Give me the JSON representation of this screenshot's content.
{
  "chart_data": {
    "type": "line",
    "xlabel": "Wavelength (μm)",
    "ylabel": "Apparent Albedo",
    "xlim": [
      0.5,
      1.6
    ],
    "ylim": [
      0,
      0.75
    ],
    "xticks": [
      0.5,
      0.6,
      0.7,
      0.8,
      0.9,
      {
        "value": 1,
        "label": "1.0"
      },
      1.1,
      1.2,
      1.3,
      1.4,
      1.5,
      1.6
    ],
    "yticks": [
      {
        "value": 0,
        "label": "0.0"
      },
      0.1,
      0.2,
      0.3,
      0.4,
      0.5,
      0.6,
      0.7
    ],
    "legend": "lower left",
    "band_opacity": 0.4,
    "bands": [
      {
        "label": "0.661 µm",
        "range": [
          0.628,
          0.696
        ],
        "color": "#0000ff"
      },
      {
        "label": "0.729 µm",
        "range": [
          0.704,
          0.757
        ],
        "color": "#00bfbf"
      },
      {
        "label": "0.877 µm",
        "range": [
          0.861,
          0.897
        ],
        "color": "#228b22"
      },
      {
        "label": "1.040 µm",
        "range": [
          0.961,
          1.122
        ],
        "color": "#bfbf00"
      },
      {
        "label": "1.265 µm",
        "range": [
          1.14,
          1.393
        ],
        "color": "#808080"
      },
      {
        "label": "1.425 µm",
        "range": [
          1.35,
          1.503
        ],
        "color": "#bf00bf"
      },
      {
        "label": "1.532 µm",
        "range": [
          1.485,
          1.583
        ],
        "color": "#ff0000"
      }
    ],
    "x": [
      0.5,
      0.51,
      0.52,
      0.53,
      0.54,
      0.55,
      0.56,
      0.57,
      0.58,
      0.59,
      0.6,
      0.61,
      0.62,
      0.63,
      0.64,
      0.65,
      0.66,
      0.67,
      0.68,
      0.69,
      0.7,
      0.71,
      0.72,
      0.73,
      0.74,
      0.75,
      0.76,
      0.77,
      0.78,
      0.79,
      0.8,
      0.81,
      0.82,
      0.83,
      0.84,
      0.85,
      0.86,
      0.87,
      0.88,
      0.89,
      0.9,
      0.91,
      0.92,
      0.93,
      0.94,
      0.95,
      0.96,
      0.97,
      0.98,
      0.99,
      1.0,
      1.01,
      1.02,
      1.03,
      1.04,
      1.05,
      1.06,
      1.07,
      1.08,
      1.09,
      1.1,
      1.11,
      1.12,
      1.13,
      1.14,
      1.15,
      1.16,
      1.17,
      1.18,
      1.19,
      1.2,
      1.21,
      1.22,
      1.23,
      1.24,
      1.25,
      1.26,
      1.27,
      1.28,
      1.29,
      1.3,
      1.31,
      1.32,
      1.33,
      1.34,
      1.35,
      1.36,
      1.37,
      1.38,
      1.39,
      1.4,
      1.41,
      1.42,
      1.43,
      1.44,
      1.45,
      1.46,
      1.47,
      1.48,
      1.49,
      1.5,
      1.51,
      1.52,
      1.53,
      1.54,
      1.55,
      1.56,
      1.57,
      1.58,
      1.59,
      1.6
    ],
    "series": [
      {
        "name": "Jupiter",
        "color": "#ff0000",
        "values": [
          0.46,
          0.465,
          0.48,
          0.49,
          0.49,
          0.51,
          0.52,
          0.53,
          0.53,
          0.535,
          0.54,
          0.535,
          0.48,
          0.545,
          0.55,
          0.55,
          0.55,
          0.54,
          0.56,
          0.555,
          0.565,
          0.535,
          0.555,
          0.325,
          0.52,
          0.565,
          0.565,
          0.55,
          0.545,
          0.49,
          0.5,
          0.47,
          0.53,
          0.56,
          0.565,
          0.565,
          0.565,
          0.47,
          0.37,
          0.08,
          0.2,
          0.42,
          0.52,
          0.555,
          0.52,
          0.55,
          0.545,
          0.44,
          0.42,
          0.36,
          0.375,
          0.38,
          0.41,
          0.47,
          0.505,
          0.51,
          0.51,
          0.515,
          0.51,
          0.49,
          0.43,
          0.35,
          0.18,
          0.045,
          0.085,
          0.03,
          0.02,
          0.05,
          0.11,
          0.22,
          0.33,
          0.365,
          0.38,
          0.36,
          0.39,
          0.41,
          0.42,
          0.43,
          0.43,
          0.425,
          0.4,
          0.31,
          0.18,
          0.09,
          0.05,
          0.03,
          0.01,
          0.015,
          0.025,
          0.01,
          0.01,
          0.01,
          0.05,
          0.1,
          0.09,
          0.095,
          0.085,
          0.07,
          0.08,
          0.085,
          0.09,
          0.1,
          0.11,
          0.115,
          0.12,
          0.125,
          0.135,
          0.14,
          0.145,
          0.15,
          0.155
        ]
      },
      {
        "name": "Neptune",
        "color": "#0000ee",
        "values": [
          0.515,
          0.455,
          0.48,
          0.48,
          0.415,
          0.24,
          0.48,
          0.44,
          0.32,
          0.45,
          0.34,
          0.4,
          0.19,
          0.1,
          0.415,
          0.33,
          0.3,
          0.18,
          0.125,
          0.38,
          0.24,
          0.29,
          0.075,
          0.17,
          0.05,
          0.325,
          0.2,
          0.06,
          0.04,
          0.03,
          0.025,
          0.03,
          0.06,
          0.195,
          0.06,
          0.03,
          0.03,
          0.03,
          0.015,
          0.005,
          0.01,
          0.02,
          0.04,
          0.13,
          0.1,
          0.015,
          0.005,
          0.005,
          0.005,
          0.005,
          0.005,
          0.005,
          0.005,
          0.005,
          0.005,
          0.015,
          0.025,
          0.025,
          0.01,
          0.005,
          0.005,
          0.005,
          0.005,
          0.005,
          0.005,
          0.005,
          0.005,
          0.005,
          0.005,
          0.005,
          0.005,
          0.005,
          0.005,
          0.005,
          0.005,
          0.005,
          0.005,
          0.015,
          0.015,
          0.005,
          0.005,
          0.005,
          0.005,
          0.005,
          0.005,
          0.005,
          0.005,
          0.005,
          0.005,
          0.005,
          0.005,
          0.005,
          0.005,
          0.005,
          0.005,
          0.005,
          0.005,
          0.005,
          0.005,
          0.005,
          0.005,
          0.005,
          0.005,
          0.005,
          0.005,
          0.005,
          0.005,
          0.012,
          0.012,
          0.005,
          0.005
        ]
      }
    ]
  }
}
━━━━━━━━━━━━━━━━━━━━━━━━━━━━━━
*Work to complete*.
Reproduce the complete set of lines precisely as supplied.

*Solution to the problem*.
Give me the JSON representation of this screenshot's content.
{
  "chart_data": {
    "type": "line",
    "xlabel": "Wavelength (μm)",
    "ylabel": "Apparent Albedo",
    "xlim": [
      0.5,
      1.6
    ],
    "ylim": [
      0,
      0.75
    ],
    "xticks": [
      0.5,
      0.6,
      0.7,
      0.8,
      0.9,
      {
        "value": 1,
        "label": "1.0"
      },
      1.1,
      1.2,
      1.3,
      1.4,
      1.5,
      1.6
    ],
    "yticks": [
      {
        "value": 0,
        "label": "0.0"
      },
      0.1,
      0.2,
      0.3,
      0.4,
      0.5,
      0.6,
      0.7
    ],
    "legend": "lower left",
    "band_opacity": 0.4,
    "bands": [
      {
        "label": "0.661 µm",
        "range": [
          0.628,
          0.696
        ],
        "color": "#0000ff"
      },
      {
        "label": "0.729 µm",
        "range": [
          0.704,
          0.757
        ],
        "color": "#00bfbf"
      },
      {
        "label": "0.877 µm",
        "range": [
          0.861,
          0.897
        ],
        "color": "#228b22"
      },
      {
        "label": "1.040 µm",
        "range": [
          0.961,
          1.122
        ],
        "color": "#bfbf00"
      },
      {
        "label": "1.265 µm",
        "range": [
          1.14,
          1.393
        ],
        "color": "#808080"
      },
      {
        "label": "1.425 µm",
        "range": [
          1.35,
          1.503
        ],
        "color": "#bf00bf"
      },
      {
        "label": "1.532 µm",
        "range": [
          1.485,
          1.583
        ],
        "color": "#ff0000"
      }
    ],
    "x": [
      0.5,
      0.51,
      0.52,
      0.53,
      0.54,
      0.55,
      0.56,
      0.57,
      0.58,
      0.59,
      0.6,
      0.61,
      0.62,
      0.63,
      0.64,
      0.65,
      0.66,
      0.67,
      0.68,
      0.69,
      0.7,
      0.71,
      0.72,
      0.73,
      0.74,
      0.75,
      0.76,
      0.77,
      0.78,
      0.79,
      0.8,
      0.81,
      0.82,
      0.83,
      0.84,
      0.85,
      0.86,
      0.87,
      0.88,
      0.89,
      0.9,
      0.91,
      0.92,
      0.93,
      0.94,
      0.95,
      0.96,
      0.97,
      0.98,
      0.99,
      1.0,
      1.01,
      1.02,
      1.03,
      1.04,
      1.05,
      1.06,
      1.07,
      1.08,
      1.09,
      1.1,
      1.11,
      1.12,
      1.13,
      1.14,
      1.15,
      1.16,
      1.17,
      1.18,
      1.19,
      1.2,
      1.21,
      1.22,
      1.23,
      1.24,
      1.25,
      1.26,
      1.27,
      1.28,
      1.29,
      1.3,
      1.31,
      1.32,
      1.33,
      1.34,
      1.35,
      1.36,
      1.37,
      1.38,
      1.39,
      1.4,
      1.41,
      1.42,
      1.43,
      1.44,
      1.45,
      1.46,
      1.47,
      1.48,
      1.49,
      1.5,
      1.51,
      1.52,
      1.53,
      1.54,
      1.55,
      1.56,
      1.57,
      1.58,
      1.59,
      1.6
    ],
    "series": [
      {
        "name": "Jupiter",
        "color": "#ff0000",
        "values": [
          0.46,
          0.465,
          0.48,
          0.49,
          0.49,
          0.51,
          0.52,
          0.53,
          0.53,
          0.535,
          0.54,
          0.535,
          0.48,
          0.545,
          0.55,
          0.55,
          0.55,
          0.54,
          0.56,
          0.555,
          0.565,
          0.535,
          0.555,
          0.325,
          0.52,
          0.565,
          0.565,
          0.55,
          0.545,
          0.49,
          0.5,
          0.47,
          0.53,
          0.56,
          0.565,
          0.565,
          0.565,
          0.47,
          0.37,
          0.08,
          0.2,
          0.42,
          0.52,
          0.555,
          0.52,
          0.55,
          0.545,
          0.44,
          0.42,
          0.36,
          0.375,
          0.38,
          0.41,
          0.47,
          0.505,
          0.51,
          0.51,
          0.515,
          0.51,
          0.49,
          0.43,
          0.35,
          0.18,
          0.045,
          0.085,
          0.03,
          0.02,
          0.05,
          0.11,
          0.22,
          0.33,
          0.365,
          0.38,
          0.36,
          0.39,
          0.41,
          0.42,
          0.43,
          0.43,
          0.425,
          0.4,
          0.31,
          0.18,
          0.09,
          0.05,
          0.03,
          0.01,
          0.015,
          0.025,
          0.01,
          0.01,
          0.01,
          0.05,
          0.1,
          0.09,
          0.095,
          0.085,
          0.07,
          0.08,
          0.085,
          0.09,
          0.1,
          0.11,
          0.115,
          0.12,
          0.125,
          0.135,
          0.14,
          0.145,
          0.15,
          0.155
        ]
      },
      {
        "name": "Neptune",
        "color": "#0000ee",
        "values": [
          0.515,
          0.455,
          0.48,
          0.48,
          0.415,
          0.24,
          0.48,
          0.44,
          0.32,
          0.45,
          0.34,
          0.4,
          0.19,
          0.1,
          0.415,
          0.33,
          0.3,
          0.18,
          0.125,
          0.38,
          0.24,
          0.29,
          0.075,
          0.17,
          0.05,
          0.325,
          0.2,
          0.06,
          0.04,
          0.03,
          0.025,
          0.03,
          0.06,
          0.195,
          0.06,
          0.03,
          0.03,
          0.03,
          0.015,
          0.005,
          0.01,
          0.02,
          0.04,
          0.13,
          0.1,
          0.015,
          0.005,
          0.005,
          0.005,
          0.005,
          0.005,
          0.005,
          0.005,
          0.005,
          0.005,
          0.015,
          0.025,
          0.025,
          0.01,
          0.005,
          0.005,
          0.005,
          0.005,
          0.005,
          0.005,
          0.005,
          0.005,
          0.005,
          0.005,
          0.005,
          0.005,
          0.005,
          0.005,
          0.005,
          0.005,
          0.005,
          0.005,
          0.015,
          0.015,
          0.005,
          0.005,
          0.005,
          0.005,
          0.005,
          0.005,
          0.005,
          0.005,
          0.005,
          0.005,
          0.005,
          0.005,
          0.005,
          0.005,
          0.005,
          0.005,
          0.005,
          0.005,
          0.005,
          0.005,
          0.005,
          0.005,
          0.005,
          0.005,
          0.005,
          0.005,
          0.005,
          0.005,
          0.012,
          0.012,
          0.005,
          0.005
        ]
      }
    ]
  }
}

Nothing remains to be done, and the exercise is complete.